• **GOAL OF THE EXERCISE**
Pull out every line below that contains the word "this".
>>>
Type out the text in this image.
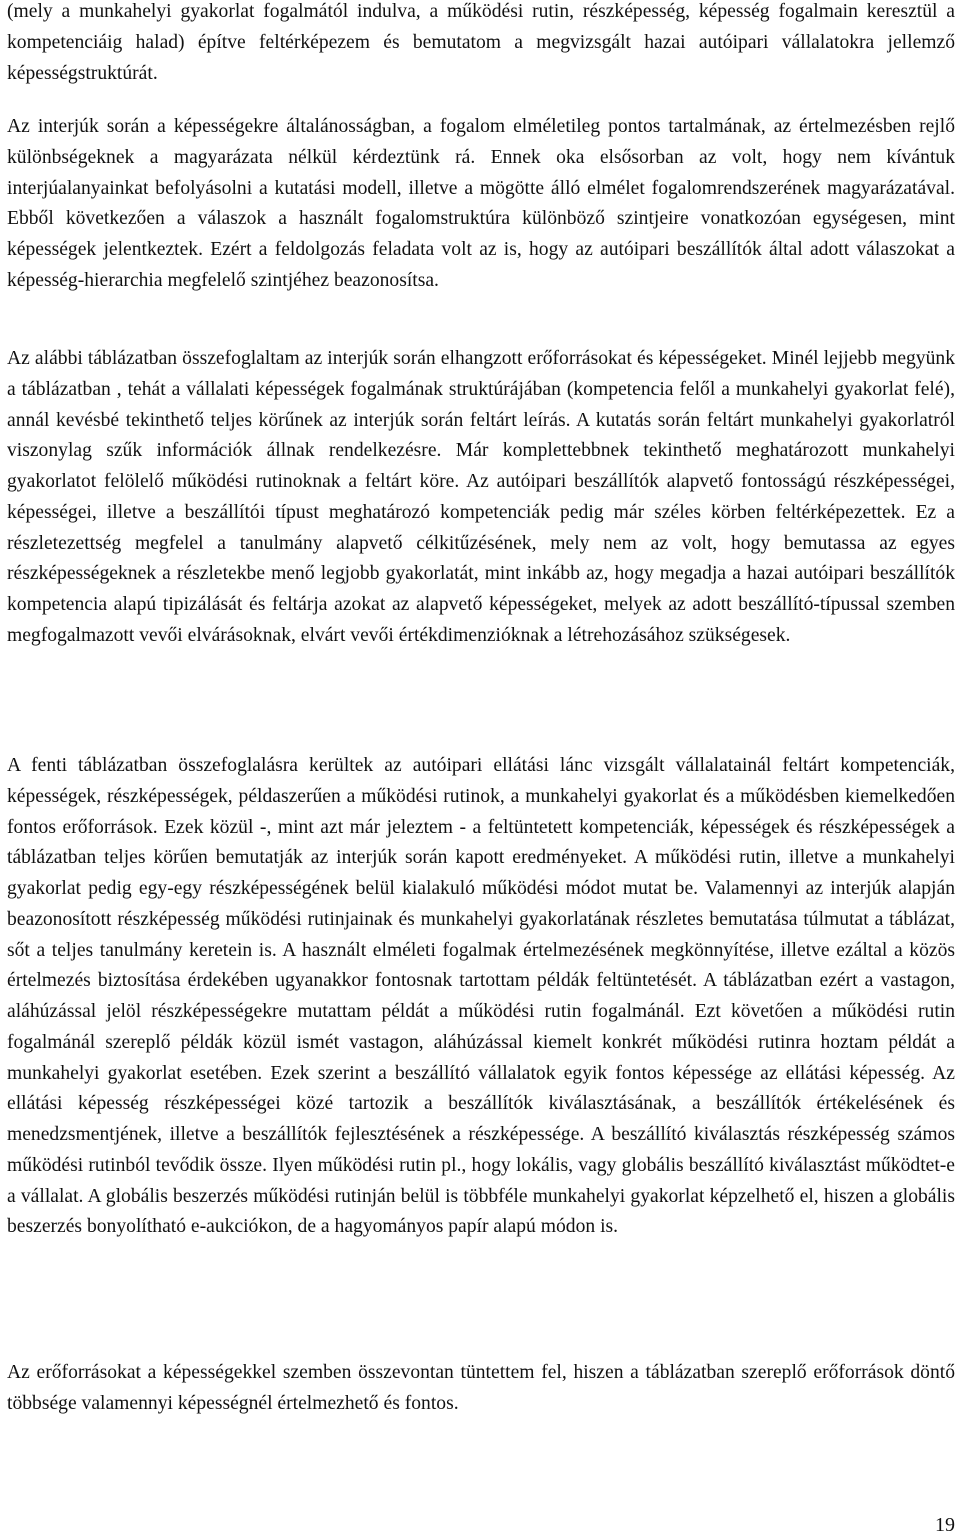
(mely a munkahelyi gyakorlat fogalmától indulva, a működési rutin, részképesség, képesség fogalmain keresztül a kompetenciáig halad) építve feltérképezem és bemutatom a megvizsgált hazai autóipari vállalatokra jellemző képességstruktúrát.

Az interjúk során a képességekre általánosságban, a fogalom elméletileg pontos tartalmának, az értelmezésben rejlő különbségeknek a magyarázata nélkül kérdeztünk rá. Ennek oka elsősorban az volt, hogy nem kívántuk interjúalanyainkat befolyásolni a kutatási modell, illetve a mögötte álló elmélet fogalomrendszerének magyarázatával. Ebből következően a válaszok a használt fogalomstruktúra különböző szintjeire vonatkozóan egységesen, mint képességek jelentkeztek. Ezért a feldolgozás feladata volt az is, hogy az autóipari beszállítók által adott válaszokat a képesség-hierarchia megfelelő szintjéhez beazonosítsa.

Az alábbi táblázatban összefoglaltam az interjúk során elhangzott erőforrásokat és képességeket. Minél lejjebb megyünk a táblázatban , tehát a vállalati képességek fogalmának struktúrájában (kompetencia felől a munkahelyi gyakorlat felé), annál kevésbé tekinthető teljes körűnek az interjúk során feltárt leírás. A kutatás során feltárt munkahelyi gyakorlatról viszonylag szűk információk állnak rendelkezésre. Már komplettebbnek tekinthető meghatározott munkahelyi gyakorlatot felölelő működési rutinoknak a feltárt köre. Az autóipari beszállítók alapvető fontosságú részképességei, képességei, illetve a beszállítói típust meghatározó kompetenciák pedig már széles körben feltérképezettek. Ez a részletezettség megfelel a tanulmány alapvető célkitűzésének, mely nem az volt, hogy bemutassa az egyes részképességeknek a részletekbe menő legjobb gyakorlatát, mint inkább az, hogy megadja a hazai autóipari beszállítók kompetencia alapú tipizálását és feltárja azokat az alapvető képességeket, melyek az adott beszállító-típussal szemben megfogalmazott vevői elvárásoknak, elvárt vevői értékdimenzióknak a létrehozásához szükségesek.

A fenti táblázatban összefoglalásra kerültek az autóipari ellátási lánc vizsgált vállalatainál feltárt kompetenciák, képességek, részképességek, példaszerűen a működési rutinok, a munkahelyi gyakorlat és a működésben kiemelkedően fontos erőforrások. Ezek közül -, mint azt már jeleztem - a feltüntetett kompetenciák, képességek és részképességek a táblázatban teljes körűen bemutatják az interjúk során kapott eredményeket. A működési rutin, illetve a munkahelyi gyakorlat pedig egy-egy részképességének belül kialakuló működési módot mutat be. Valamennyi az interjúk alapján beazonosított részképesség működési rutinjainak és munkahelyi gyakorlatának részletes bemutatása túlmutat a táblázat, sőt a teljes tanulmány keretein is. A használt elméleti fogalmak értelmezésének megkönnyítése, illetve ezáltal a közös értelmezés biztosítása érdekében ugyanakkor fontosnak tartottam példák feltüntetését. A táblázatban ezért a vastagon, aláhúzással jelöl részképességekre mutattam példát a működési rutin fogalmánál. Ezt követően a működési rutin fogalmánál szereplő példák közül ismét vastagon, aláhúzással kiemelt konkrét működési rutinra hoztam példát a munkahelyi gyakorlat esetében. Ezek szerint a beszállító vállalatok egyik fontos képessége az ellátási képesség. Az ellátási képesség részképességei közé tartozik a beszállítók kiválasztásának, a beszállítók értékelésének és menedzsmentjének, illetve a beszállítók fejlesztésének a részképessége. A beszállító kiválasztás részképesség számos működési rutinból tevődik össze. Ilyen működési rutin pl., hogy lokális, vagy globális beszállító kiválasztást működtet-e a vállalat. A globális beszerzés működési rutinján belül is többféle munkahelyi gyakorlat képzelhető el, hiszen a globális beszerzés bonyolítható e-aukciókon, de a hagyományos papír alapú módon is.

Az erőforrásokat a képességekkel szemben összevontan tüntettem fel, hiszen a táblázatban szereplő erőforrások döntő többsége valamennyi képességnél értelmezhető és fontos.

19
<<<
>>>
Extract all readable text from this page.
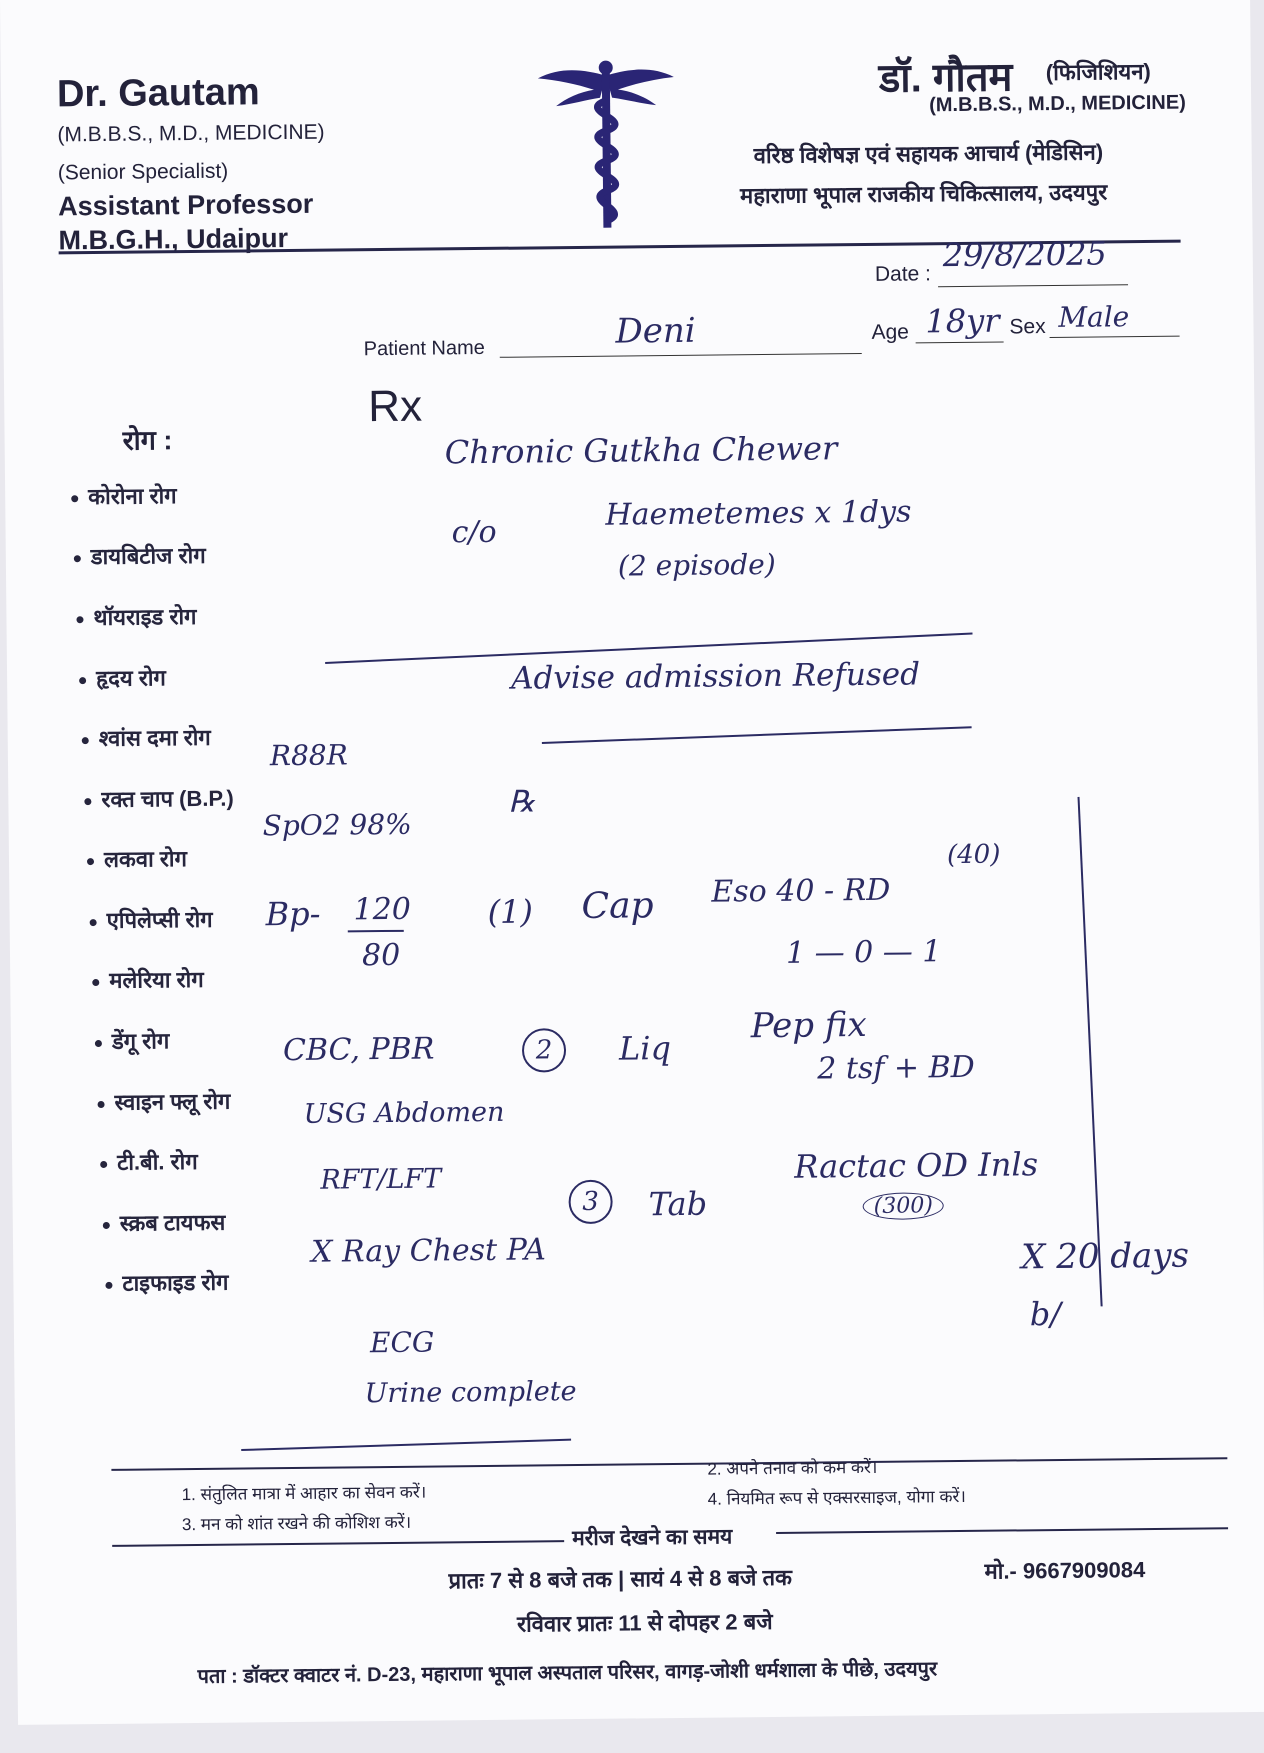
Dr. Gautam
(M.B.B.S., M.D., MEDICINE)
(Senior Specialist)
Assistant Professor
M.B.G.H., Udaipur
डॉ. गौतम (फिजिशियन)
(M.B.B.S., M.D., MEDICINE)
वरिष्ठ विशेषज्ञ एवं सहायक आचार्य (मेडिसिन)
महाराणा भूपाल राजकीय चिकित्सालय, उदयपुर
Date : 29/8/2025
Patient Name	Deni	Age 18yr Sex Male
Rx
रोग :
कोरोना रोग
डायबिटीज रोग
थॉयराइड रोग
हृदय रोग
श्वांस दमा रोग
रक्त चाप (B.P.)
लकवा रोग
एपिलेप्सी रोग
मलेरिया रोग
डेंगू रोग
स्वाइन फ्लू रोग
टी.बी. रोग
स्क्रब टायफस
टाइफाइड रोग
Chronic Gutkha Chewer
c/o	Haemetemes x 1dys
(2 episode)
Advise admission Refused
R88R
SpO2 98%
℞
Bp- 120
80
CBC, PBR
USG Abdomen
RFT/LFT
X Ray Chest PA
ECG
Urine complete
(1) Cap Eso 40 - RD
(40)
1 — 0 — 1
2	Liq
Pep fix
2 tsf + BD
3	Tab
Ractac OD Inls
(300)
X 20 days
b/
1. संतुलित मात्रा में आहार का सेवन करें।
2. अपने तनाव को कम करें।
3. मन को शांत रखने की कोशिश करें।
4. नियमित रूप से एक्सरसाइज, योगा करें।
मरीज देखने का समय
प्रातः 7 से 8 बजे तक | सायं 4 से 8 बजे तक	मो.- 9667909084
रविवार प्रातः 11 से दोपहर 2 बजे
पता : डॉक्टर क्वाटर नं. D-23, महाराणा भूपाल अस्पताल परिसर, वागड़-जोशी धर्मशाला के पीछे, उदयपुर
<<<
• **THE SOLUTION**
Type out the text in this image.
Extract all readable text from this page.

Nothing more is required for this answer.